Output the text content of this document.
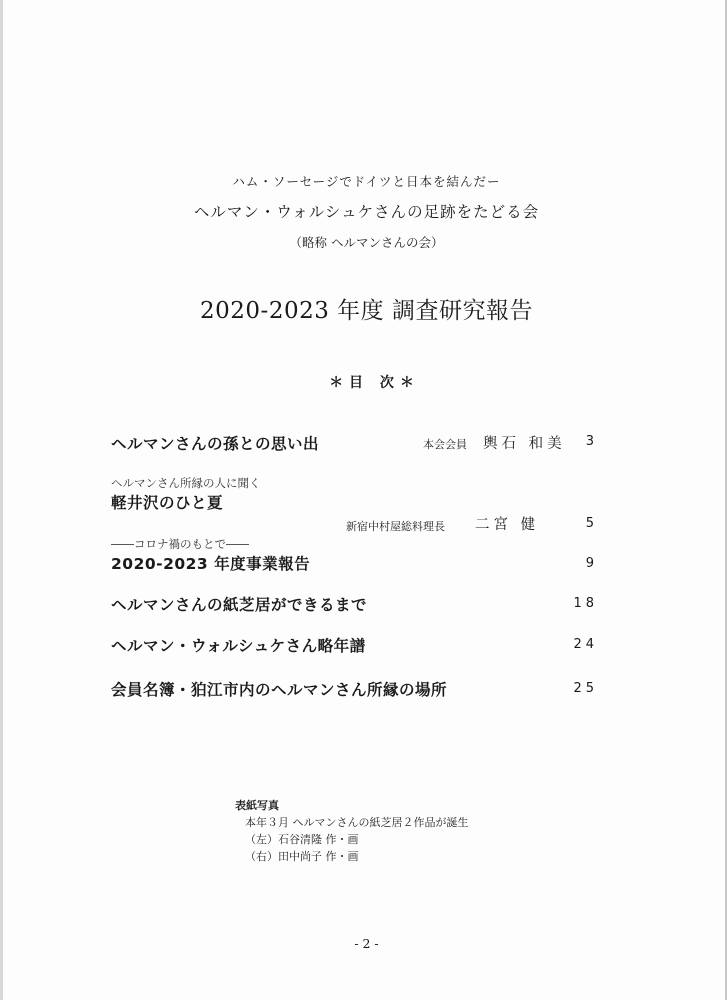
ハム・ソーセージでドイツと日本を結んだー
ヘルマン・ウォルシュケさんの足跡をたどる会
（略称 ヘルマンさんの会）
2020-2023 年度 調査研究報告
＊目 次＊
ヘルマンさんの孫との思い出	本会会員 輿石 和美 3
ヘルマンさん所縁の人に聞く
軽井沢のひと夏
新宿中村屋総料理長 二宮 健	5
――コロナ禍のもとで――
2020-2023 年度事業報告	9
ヘルマンさんの紙芝居ができるまで	18
ヘルマン・ウォルシュケさん略年譜	24
会員名簿・狛江市内のヘルマンさん所縁の場所	25
表紙写真
本年３月 ヘルマンさんの紙芝居２作品が誕生
（左）石谷清隆 作・画
（右）田中尚子 作・画
- 2 -
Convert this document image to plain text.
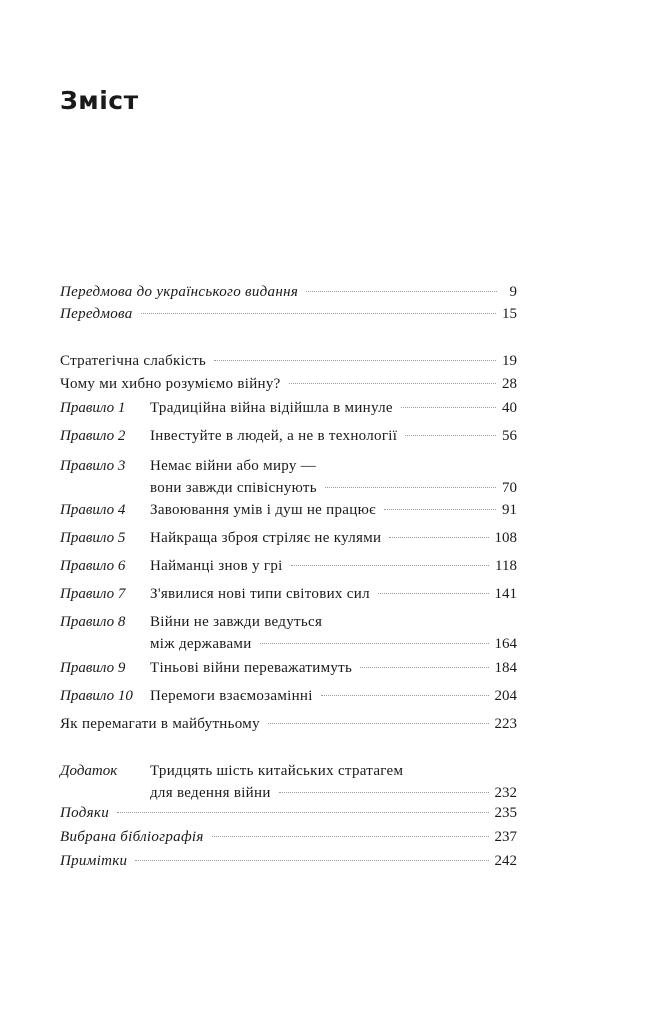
Зміст
Передмова до українського видання	9
Передмова	15
Стратегічна слабкість	19
Чому ми хибно розуміємо війну?	28
Правило 1	Традиційна війна відійшла в минуле	40
Правило 2	Інвестуйте в людей, а не в технології	56
Правило 3	Немає війни або миру —
вони завжди співіснують	70
Правило 4	Завоювання умів і душ не працює	91
Правило 5	Найкраща зброя стріляє не кулями	108
Правило 6	Найманці знов у грі	118
Правило 7	З'явилися нові типи світових сил	141
Правило 8	Війни не завжди ведуться
між державами	164
Правило 9	Тіньові війни переважатимуть	184
Правило 10	Перемоги взаємозамінні	204
Як перемагати в майбутньому	223
Додаток	Тридцять шість китайських стратагем
для ведення війни	232
Подяки	235
Вибрана бібліографія	237
Примітки	242
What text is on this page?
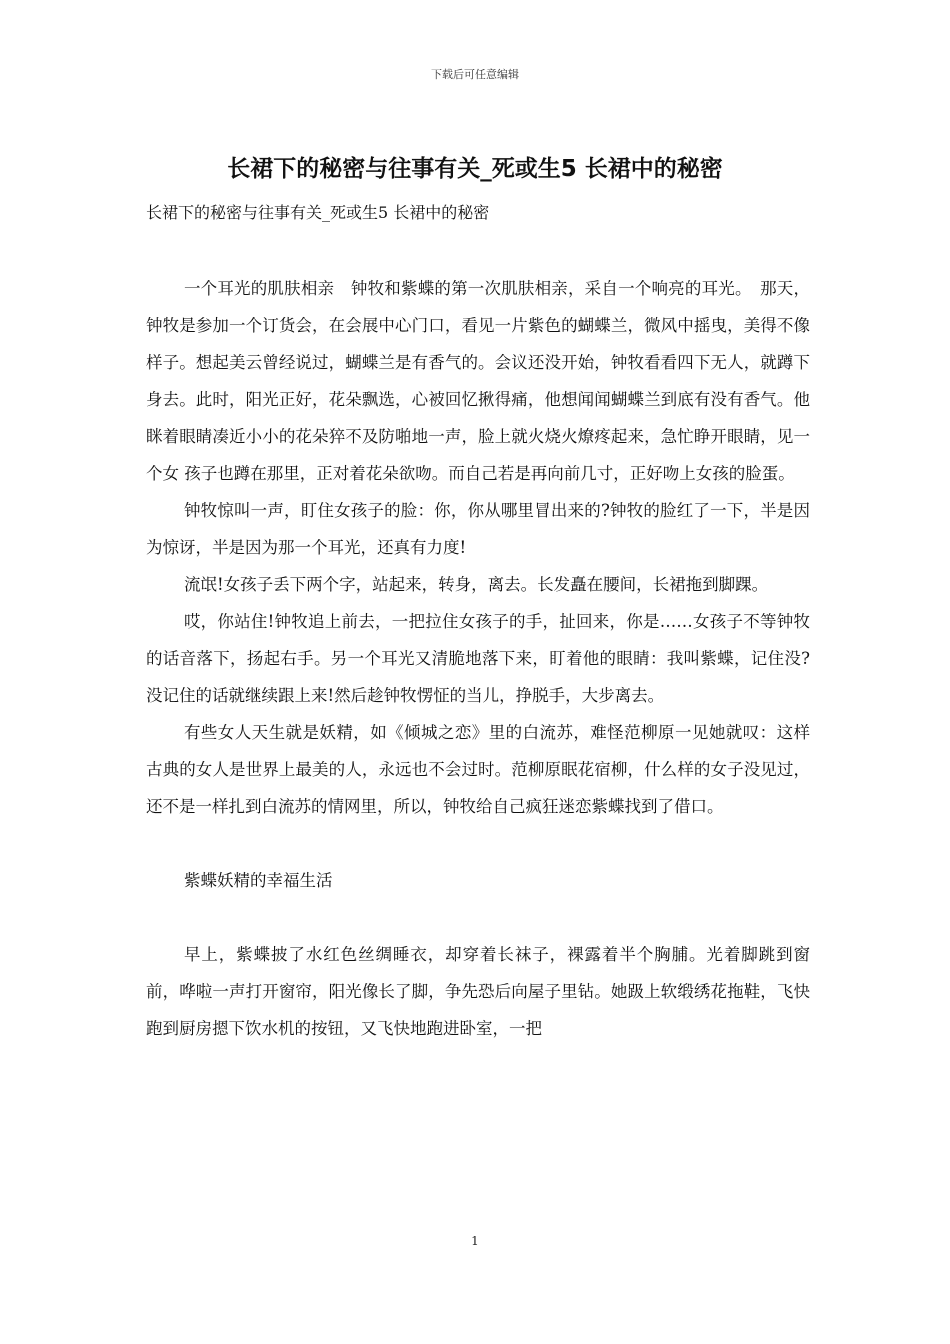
下载后可任意编辑
长裙下的秘密与往事有关_死或生5 长裙中的秘密
长裙下的秘密与往事有关_死或生5 长裙中的秘密

一个耳光的肌肤相亲　钟牧和紫蝶的第一次肌肤相亲，采自一个响亮的耳光。　那天，钟牧是参加一个订货会，在会展中心门口，看见一片紫色的蝴蝶兰，微风中摇曳，美得不像样子。想起美云曾经说过，蝴蝶兰是有香气的。会议还没开始，钟牧看看四下无人，就蹲下身去。此时，阳光正好，花朵飘选，心被回忆揪得痛，他想闻闻蝴蝶兰到底有没有香气。他眯着眼睛凑近小小的花朵猝不及防啪地一声，脸上就火烧火燎疼起来，急忙睁开眼睛，见一个女 孩子也蹲在那里，正对着花朵欲吻。而自己若是再向前几寸，正好吻上女孩的脸蛋。

钟牧惊叫一声，盯住女孩子的脸：你，你从哪里冒出来的?钟牧的脸红了一下，半是因为惊讶，半是因为那一个耳光，还真有力度!

流氓!女孩子丢下两个字，站起来，转身，离去。长发矗在腰间，长裙拖到脚踝。

哎，你站住!钟牧追上前去，一把拉住女孩子的手，扯回来，你是……女孩子不等钟牧的话音落下，扬起右手。另一个耳光又清脆地落下来，盯着他的眼睛：我叫紫蝶，记住没?没记住的话就继续跟上来!然后趁钟牧愣怔的当儿，挣脱手，大步离去。

有些女人天生就是妖精，如《倾城之恋》里的白流苏，难怪范柳原一见她就叹：这样古典的女人是世界上最美的人，永远也不会过时。范柳原眠花宿柳，什么样的女子没见过，还不是一样扎到白流苏的情网里，所以，钟牧给自己疯狂迷恋紫蝶找到了借口。

紫蝶妖精的幸福生活

早上，紫蝶披了水红色丝绸睡衣，却穿着长袜子，裸露着半个胸脯。光着脚跳到窗前，哗啦一声打开窗帘，阳光像长了脚，争先恐后向屋子里钻。她趿上软缎绣花拖鞋，飞快跑到厨房摁下饮水机的按钮，又飞快地跑进卧室，一把

1
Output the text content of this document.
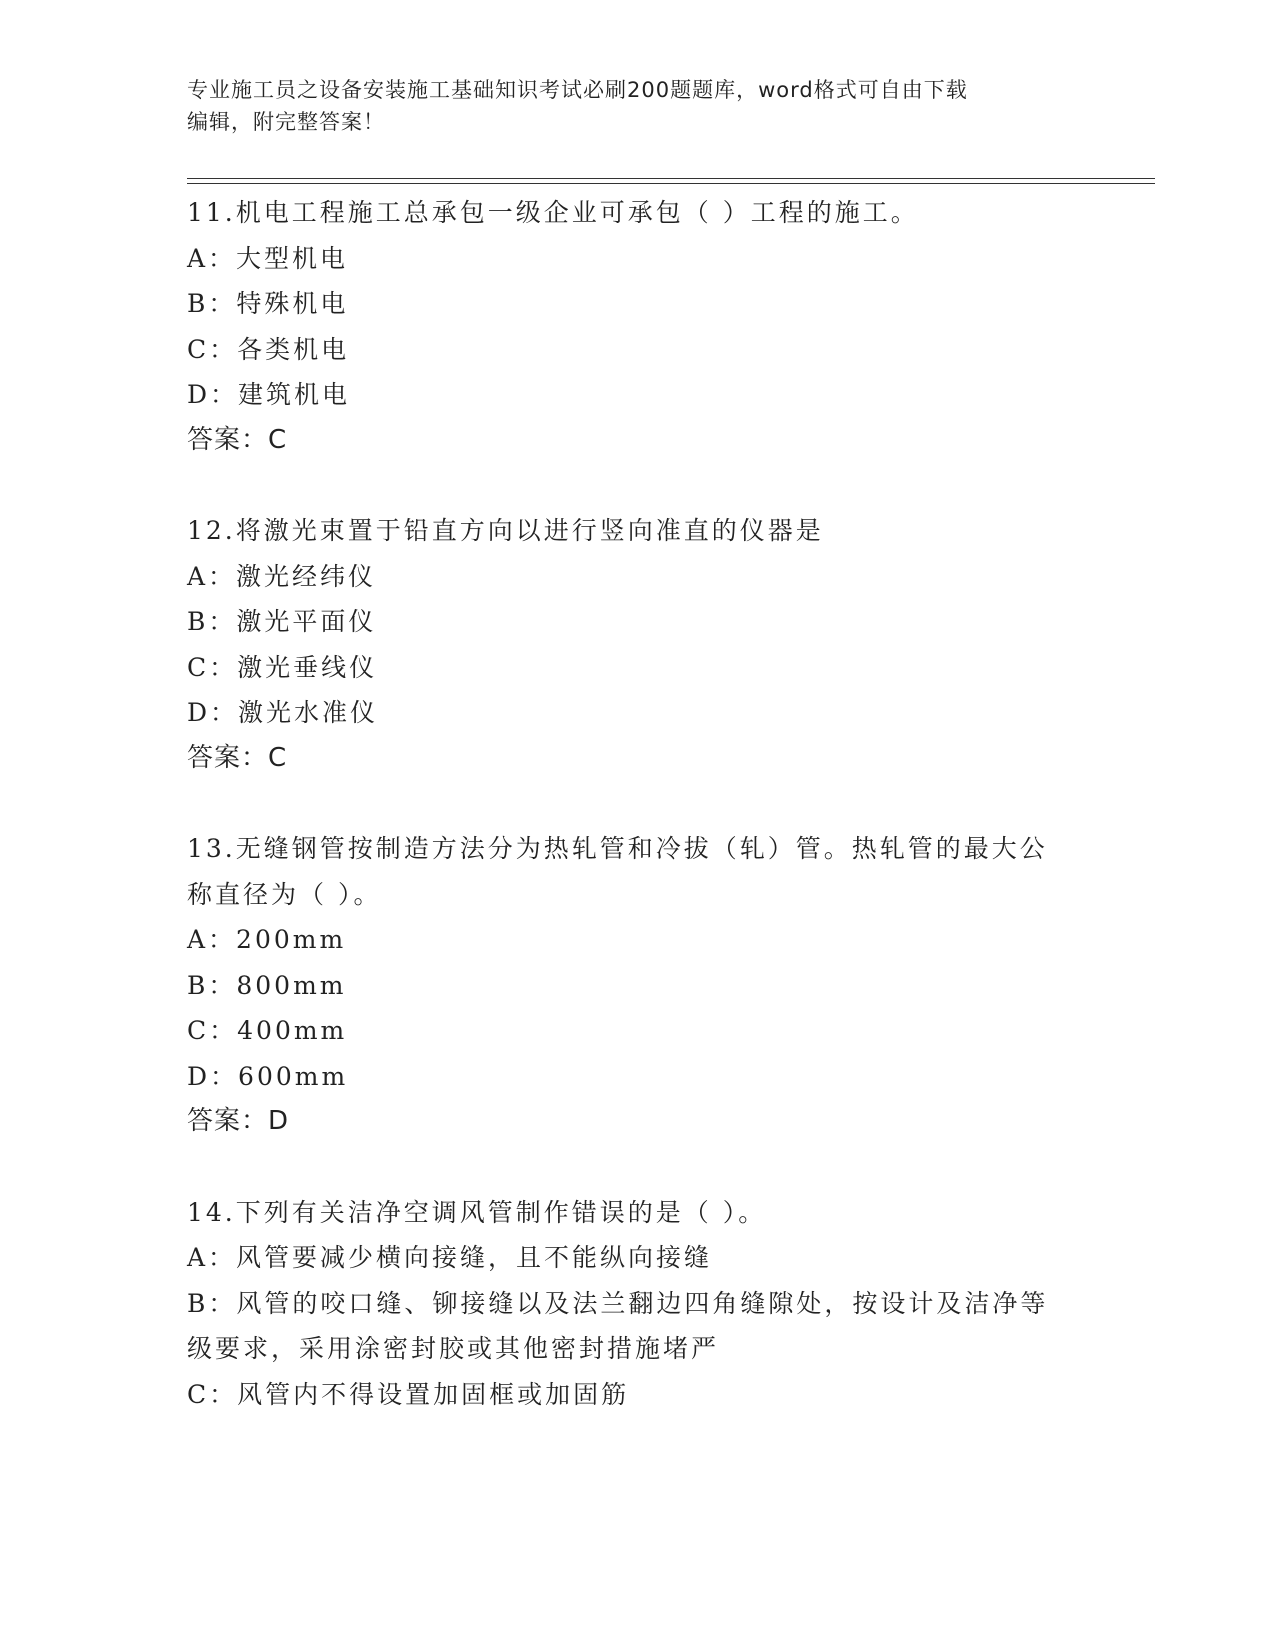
专业施工员之设备安装施工基础知识考试必刷200题题库，word格式可自由下载
编辑，附完整答案！
11.机电工程施工总承包一级企业可承包（ ）工程的施工。
A：大型机电
B：特殊机电
C：各类机电
D：建筑机电
答案：C
12.将激光束置于铅直方向以进行竖向准直的仪器是
A：激光经纬仪
B：激光平面仪
C：激光垂线仪
D：激光水准仪
答案：C
13.无缝钢管按制造方法分为热轧管和冷拔（轧）管。热轧管的最大公
称直径为（ ）。
A：200mm
B：800mm
C：400mm
D：600mm
答案：D
14.下列有关洁净空调风管制作错误的是（ ）。
A：风管要减少横向接缝，且不能纵向接缝
B：风管的咬口缝、铆接缝以及法兰翻边四角缝隙处，按设计及洁净等
级要求，采用涂密封胶或其他密封措施堵严
C：风管内不得设置加固框或加固筋
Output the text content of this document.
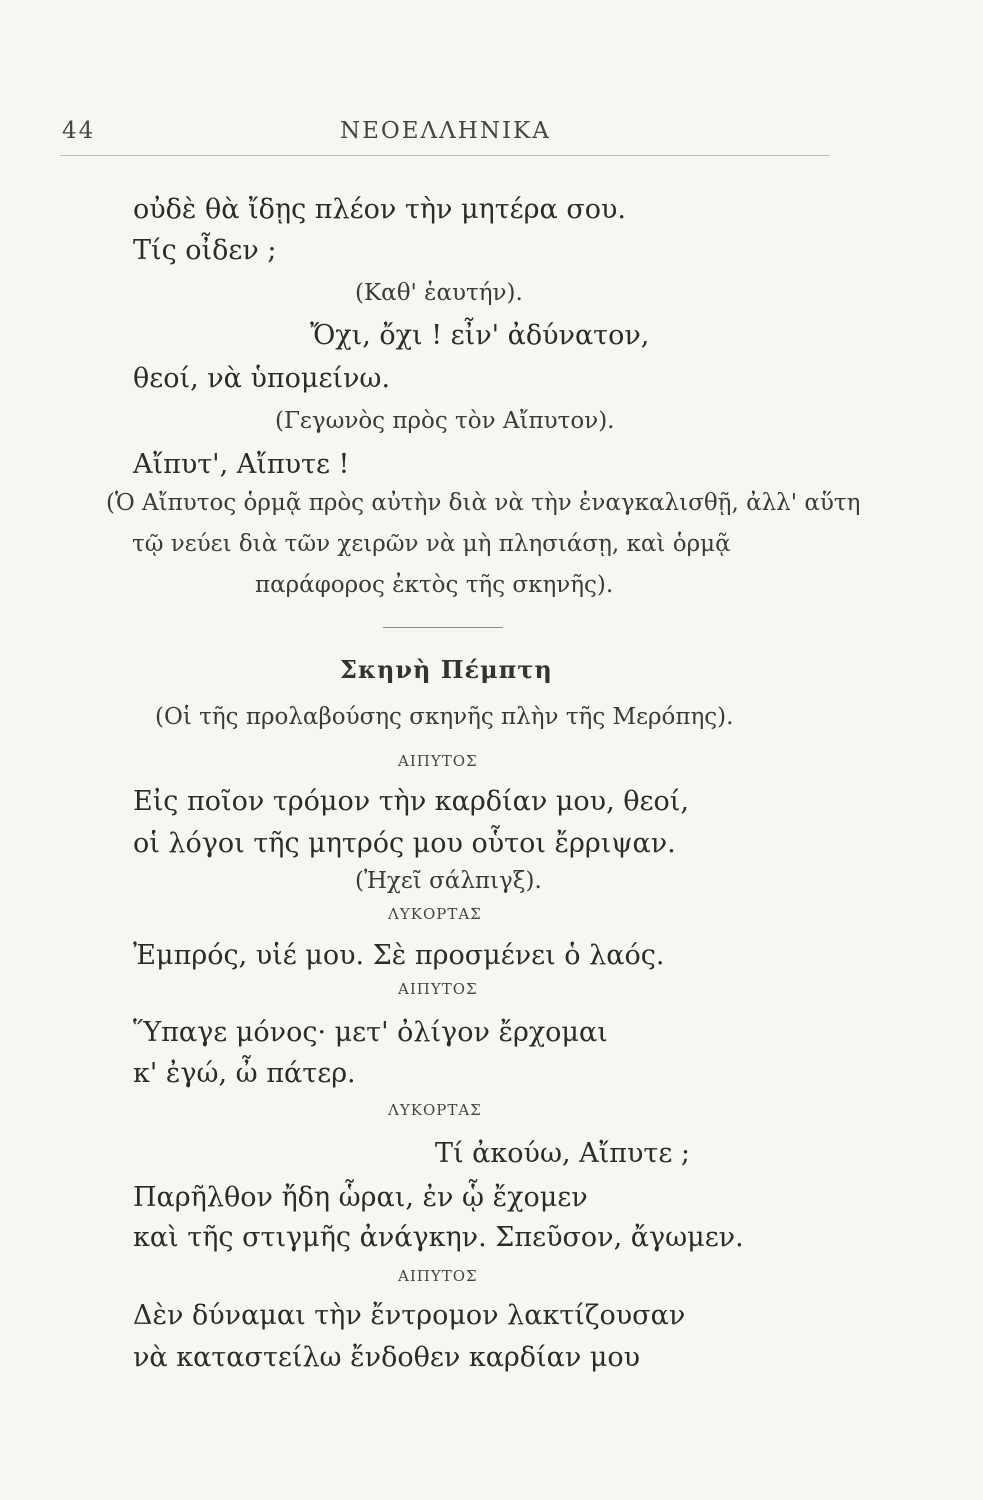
44	ΝΕΟΕΛΛΗΝΙΚΑ
οὐδὲ θὰ ἴδῃς πλέον τὴν μητέρα σου.
Τίς οἶδεν ;
(Καθ' ἑαυτήν).
Ὄχι, ὄχι ! εἶν' ἀδύνατον,
θεοί, νὰ ὑπομείνω.
(Γεγωνὸς πρὸς τὸν Αἴπυτον).
Αἴπυτ', Αἴπυτε !
(Ὁ Αἴπυτος ὁρμᾷ πρὸς αὐτὴν διὰ νὰ τὴν ἐναγκαλισθῇ, ἀλλ' αὕτη
τῷ νεύει διὰ τῶν χειρῶν νὰ μὴ πλησιάσῃ, καὶ ὁρμᾷ
παράφορος ἐκτὸς τῆς σκηνῆς).
Σκηνὴ Πέμπτη
(Οἱ τῆς προλαβούσης σκηνῆς πλὴν τῆς Μερόπης).
ΑΙΠΥΤΟΣ
Εἰς ποῖον τρόμον τὴν καρδίαν μου, θεοί,
οἱ λόγοι τῆς μητρός μου οὗτοι ἔρριψαν.
(Ἠχεῖ σάλπιγξ).
ΛΥΚΟΡΤΑΣ
Ἐμπρός, υἱέ μου. Σὲ προσμένει ὁ λαός.
ΑΙΠΥΤΟΣ
Ὕπαγε μόνος· μετ' ὀλίγον ἔρχομαι
κ' ἐγώ, ὦ πάτερ.
ΛΥΚΟΡΤΑΣ
Τί ἀκούω, Αἴπυτε ;
Παρῆλθον ἤδη ὧραι, ἐν ᾧ ἔχομεν
καὶ τῆς στιγμῆς ἀνάγκην. Σπεῦσον, ἄγωμεν.
ΑΙΠΥΤΟΣ
Δὲν δύναμαι τὴν ἔντρομον λακτίζουσαν
νὰ καταστείλω ἔνδοθεν καρδίαν μου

▬▬▬

Identify the lines above that contain the word "πρὸς", then copy them.

(Γεγωνὸς πρὸς τὸν Αἴπυτον).
(Ὁ Αἴπυτος ὁρμᾷ πρὸς αὐτὴν διὰ νὰ τὴν ἐναγκαλισθῇ, ἀλλ' αὕτη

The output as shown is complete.